§ OBJECTIVE
All of the records below need to be copied exactly.

§ ENTRIES PROVIDED
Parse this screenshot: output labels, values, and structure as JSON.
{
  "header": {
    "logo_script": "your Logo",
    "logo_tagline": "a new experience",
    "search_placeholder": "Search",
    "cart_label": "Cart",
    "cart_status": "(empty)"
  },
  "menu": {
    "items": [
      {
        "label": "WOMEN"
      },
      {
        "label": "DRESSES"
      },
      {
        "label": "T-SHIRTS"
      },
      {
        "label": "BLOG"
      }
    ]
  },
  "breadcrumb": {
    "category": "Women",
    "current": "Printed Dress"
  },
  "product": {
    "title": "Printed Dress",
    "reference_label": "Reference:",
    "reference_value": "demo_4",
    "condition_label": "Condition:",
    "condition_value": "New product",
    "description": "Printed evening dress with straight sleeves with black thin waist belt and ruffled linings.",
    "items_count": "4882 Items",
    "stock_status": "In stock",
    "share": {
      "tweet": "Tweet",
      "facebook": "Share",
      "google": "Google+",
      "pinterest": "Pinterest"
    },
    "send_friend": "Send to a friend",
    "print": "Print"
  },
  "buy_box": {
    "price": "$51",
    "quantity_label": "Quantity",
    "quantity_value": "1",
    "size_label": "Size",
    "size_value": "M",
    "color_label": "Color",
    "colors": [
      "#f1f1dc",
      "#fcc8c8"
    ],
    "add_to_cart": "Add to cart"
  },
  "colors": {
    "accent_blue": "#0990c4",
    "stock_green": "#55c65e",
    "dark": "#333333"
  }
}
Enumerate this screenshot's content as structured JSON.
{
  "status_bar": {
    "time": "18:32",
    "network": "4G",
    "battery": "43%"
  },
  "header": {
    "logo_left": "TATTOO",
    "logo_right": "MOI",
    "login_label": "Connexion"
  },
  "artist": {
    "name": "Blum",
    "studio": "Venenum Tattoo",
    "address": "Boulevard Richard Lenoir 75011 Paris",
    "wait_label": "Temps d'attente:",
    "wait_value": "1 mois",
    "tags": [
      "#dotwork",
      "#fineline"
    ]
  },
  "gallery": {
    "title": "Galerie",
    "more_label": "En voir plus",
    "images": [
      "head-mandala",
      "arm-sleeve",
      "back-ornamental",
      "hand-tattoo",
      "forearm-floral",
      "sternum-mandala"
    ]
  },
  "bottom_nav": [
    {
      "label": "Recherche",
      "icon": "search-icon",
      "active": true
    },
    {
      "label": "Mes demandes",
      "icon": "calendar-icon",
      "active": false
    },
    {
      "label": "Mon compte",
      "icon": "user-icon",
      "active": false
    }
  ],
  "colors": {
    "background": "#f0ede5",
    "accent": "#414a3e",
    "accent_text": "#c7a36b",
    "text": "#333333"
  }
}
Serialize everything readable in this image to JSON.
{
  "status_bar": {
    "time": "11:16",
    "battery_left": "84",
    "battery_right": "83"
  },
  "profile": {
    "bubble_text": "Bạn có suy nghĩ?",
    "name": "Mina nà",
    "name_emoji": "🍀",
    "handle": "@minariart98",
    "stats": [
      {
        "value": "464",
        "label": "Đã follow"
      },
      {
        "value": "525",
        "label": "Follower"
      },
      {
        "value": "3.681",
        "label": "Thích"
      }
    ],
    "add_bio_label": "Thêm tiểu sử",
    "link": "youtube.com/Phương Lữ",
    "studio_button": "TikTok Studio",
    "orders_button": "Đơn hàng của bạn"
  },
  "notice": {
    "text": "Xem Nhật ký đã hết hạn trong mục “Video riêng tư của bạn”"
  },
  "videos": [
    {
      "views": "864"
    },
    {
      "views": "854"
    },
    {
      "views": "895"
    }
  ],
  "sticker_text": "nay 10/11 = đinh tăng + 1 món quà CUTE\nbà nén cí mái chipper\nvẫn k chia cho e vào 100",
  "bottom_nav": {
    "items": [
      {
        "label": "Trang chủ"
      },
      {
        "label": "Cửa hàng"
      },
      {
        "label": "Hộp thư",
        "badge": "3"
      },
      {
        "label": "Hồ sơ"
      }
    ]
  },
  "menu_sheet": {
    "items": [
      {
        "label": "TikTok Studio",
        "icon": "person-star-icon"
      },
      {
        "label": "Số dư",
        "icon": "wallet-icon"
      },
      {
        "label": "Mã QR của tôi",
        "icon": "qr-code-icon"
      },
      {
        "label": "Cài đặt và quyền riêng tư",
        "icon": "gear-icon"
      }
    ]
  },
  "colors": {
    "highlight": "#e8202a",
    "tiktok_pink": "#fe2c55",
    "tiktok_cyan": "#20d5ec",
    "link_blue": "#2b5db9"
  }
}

§ RESULT OF THE TASK
Parse this screenshot: output labels, values, and structure as JSON.
{
  "header": {
    "logo_script": "your Logo",
    "logo_tagline": "a new experience",
    "search_placeholder": "Search",
    "cart_label": "Cart",
    "cart_status": "(empty)"
  },
  "menu": {
    "items": [
      {
        "label": "WOMEN"
      },
      {
        "label": "DRESSES"
      },
      {
        "label": "T-SHIRTS"
      },
      {
        "label": "BLOG"
      }
    ]
  },
  "breadcrumb": {
    "category": "Women",
    "current": "Printed Dress"
  },
  "product": {
    "title": "Printed Dress",
    "reference_label": "Reference:",
    "reference_value": "demo_4",
    "condition_label": "Condition:",
    "condition_value": "New product",
    "description": "Printed evening dress with straight sleeves with black thin waist belt and ruffled linings.",
    "items_count": "4882 Items",
    "stock_status": "In stock",
    "share": {
      "tweet": "Tweet",
      "facebook": "Share",
      "google": "Google+",
      "pinterest": "Pinterest"
    },
    "send_friend": "Send to a friend",
    "print": "Print"
  },
  "buy_box": {
    "price": "$51",
    "quantity_label": "Quantity",
    "quantity_value": "1",
    "size_label": "Size",
    "size_value": "M",
    "color_label": "Color",
    "colors": [
      "#f1f1dc",
      "#fcc8c8"
    ],
    "add_to_cart": "Add to cart"
  },
  "colors": {
    "accent_blue": "#0990c4",
    "stock_green": "#55c65e",
    "dark": "#333333"
  }
}
Enumerate this screenshot's content as structured JSON.
{
  "status_bar": {
    "time": "18:32",
    "network": "4G",
    "battery": "43%"
  },
  "header": {
    "logo_left": "TATTOO",
    "logo_right": "MOI",
    "login_label": "Connexion"
  },
  "artist": {
    "name": "Blum",
    "studio": "Venenum Tattoo",
    "address": "Boulevard Richard Lenoir 75011 Paris",
    "wait_label": "Temps d'attente:",
    "wait_value": "1 mois",
    "tags": [
      "#dotwork",
      "#fineline"
    ]
  },
  "gallery": {
    "title": "Galerie",
    "more_label": "En voir plus",
    "images": [
      "head-mandala",
      "arm-sleeve",
      "back-ornamental",
      "hand-tattoo",
      "forearm-floral",
      "sternum-mandala"
    ]
  },
  "bottom_nav": [
    {
      "label": "Recherche",
      "icon": "search-icon",
      "active": true
    },
    {
      "label": "Mes demandes",
      "icon": "calendar-icon",
      "active": false
    },
    {
      "label": "Mon compte",
      "icon": "user-icon",
      "active": false
    }
  ],
  "colors": {
    "background": "#f0ede5",
    "accent": "#414a3e",
    "accent_text": "#c7a36b",
    "text": "#333333"
  }
}
Serialize everything readable in this image to JSON.
{
  "status_bar": {
    "time": "11:16",
    "battery_left": "84",
    "battery_right": "83"
  },
  "profile": {
    "bubble_text": "Bạn có suy nghĩ?",
    "name": "Mina nà",
    "name_emoji": "🍀",
    "handle": "@minariart98",
    "stats": [
      {
        "value": "464",
        "label": "Đã follow"
      },
      {
        "value": "525",
        "label": "Follower"
      },
      {
        "value": "3.681",
        "label": "Thích"
      }
    ],
    "add_bio_label": "Thêm tiểu sử",
    "link": "youtube.com/Phương Lữ",
    "studio_button": "TikTok Studio",
    "orders_button": "Đơn hàng của bạn"
  },
  "notice": {
    "text": "Xem Nhật ký đã hết hạn trong mục “Video riêng tư của bạn”"
  },
  "videos": [
    {
      "views": "864"
    },
    {
      "views": "854"
    },
    {
      "views": "895"
    }
  ],
  "sticker_text": "nay 10/11 = đinh tăng + 1 món quà CUTE\nbà nén cí mái chipper\nvẫn k chia cho e vào 100",
  "bottom_nav": {
    "items": [
      {
        "label": "Trang chủ"
      },
      {
        "label": "Cửa hàng"
      },
      {
        "label": "Hộp thư",
        "badge": "3"
      },
      {
        "label": "Hồ sơ"
      }
    ]
  },
  "menu_sheet": {
    "items": [
      {
        "label": "TikTok Studio",
        "icon": "person-star-icon"
      },
      {
        "label": "Số dư",
        "icon": "wallet-icon"
      },
      {
        "label": "Mã QR của tôi",
        "icon": "qr-code-icon"
      },
      {
        "label": "Cài đặt và quyền riêng tư",
        "icon": "gear-icon"
      }
    ]
  },
  "colors": {
    "highlight": "#e8202a",
    "tiktok_pink": "#fe2c55",
    "tiktok_cyan": "#20d5ec",
    "link_blue": "#2b5db9"
  }
}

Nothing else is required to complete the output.